§ Directive:
How many lines hold the string "Cena"? Reply with the number alone.

=== Supplied data ===

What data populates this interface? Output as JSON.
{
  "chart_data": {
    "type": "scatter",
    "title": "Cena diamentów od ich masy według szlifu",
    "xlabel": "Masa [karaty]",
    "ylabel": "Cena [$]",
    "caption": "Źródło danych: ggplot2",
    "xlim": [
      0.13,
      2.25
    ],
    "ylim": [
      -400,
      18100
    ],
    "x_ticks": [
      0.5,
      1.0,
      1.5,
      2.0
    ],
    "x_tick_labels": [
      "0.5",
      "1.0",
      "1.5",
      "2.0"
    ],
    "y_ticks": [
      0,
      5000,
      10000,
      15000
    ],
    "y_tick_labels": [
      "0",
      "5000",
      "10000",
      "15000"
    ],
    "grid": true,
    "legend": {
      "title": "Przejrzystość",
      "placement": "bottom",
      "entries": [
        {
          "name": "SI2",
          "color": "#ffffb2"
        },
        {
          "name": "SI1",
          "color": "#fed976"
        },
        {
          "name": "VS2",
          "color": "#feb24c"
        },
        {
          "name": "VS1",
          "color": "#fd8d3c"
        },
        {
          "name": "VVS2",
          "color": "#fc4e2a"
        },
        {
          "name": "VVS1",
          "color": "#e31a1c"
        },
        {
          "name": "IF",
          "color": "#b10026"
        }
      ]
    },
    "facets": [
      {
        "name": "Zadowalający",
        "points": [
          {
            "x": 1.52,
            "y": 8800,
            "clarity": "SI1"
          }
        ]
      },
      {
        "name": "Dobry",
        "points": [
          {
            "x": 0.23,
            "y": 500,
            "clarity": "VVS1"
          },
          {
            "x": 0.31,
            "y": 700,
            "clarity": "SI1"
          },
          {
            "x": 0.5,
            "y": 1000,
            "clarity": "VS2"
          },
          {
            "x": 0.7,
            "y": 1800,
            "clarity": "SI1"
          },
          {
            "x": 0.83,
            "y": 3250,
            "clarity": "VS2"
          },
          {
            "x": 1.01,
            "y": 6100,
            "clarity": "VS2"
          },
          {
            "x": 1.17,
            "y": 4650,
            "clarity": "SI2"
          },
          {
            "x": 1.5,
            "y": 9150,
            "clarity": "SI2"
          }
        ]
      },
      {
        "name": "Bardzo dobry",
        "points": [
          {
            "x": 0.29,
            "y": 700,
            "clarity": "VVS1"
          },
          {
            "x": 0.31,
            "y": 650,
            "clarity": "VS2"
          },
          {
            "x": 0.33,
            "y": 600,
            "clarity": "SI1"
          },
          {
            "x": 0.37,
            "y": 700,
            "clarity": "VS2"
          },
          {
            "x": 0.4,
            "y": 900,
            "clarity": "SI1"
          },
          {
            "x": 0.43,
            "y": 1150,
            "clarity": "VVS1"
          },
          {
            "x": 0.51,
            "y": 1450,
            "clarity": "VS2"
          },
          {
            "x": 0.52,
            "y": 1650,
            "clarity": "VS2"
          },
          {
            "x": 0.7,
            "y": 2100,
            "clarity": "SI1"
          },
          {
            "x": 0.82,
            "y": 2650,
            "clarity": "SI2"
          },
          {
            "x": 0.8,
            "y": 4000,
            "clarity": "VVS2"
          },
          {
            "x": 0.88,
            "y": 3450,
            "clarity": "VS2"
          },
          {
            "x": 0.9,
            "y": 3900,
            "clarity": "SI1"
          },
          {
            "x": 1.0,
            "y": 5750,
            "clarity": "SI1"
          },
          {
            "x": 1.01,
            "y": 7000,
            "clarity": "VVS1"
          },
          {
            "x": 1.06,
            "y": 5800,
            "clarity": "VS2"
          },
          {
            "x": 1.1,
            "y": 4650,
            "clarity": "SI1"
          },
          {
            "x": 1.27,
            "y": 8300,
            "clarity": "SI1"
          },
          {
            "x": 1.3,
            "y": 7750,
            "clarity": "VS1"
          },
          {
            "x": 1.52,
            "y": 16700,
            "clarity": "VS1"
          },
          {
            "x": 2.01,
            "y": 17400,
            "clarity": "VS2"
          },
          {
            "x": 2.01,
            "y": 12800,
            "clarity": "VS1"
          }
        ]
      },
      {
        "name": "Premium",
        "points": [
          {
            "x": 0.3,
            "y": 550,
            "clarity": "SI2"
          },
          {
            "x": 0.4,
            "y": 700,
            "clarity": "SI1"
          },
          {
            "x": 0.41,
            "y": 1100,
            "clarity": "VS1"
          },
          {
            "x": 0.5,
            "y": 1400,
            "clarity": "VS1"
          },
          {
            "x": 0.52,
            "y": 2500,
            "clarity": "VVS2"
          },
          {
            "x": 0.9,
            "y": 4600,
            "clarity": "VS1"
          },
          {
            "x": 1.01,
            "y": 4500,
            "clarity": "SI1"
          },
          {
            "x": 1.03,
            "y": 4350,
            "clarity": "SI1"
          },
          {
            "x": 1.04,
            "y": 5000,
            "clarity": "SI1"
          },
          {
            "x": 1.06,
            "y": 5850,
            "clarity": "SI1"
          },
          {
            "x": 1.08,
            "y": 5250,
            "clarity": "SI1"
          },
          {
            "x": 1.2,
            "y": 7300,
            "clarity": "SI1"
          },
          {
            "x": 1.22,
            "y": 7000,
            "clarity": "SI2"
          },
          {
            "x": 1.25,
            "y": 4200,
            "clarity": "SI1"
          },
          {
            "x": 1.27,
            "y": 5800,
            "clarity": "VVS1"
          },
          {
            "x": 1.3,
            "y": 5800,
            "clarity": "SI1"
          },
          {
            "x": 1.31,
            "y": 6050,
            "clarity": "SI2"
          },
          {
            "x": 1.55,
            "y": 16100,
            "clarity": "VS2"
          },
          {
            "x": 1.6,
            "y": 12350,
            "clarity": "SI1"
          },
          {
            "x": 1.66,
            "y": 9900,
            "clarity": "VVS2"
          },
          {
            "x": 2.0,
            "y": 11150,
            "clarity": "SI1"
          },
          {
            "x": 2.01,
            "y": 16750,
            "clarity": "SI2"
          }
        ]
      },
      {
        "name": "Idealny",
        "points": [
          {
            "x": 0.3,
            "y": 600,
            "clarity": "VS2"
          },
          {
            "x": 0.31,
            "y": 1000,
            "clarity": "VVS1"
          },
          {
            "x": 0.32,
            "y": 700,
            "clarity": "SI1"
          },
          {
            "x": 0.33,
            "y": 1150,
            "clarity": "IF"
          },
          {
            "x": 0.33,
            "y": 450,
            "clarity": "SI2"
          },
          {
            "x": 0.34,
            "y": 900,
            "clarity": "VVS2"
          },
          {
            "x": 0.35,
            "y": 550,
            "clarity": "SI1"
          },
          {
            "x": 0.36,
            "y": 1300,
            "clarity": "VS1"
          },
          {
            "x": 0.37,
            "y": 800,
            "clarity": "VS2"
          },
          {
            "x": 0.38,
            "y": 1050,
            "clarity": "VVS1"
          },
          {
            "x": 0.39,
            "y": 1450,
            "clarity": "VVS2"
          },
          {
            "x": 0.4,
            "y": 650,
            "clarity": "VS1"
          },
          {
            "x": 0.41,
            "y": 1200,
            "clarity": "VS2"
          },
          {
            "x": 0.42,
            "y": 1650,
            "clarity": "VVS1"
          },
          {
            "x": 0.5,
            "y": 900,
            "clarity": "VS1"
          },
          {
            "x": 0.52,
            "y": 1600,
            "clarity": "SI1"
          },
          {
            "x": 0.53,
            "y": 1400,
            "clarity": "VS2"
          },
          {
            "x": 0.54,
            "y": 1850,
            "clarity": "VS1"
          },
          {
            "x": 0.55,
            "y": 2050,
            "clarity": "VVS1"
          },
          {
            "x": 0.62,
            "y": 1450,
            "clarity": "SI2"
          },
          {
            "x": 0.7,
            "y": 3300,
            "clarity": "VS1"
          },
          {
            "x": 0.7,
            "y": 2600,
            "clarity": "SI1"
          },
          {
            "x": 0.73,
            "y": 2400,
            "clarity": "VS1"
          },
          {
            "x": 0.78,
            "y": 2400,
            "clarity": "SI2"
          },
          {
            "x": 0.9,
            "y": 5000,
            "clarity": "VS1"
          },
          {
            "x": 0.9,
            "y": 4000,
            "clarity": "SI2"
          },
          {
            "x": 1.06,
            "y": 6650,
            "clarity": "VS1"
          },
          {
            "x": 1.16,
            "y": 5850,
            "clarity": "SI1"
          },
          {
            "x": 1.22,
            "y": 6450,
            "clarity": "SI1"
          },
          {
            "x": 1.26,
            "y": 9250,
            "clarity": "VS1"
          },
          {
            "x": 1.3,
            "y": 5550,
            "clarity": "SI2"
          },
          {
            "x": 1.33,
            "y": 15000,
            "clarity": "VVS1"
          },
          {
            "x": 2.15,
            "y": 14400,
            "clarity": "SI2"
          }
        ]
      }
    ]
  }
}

===

§ Expected answer:
2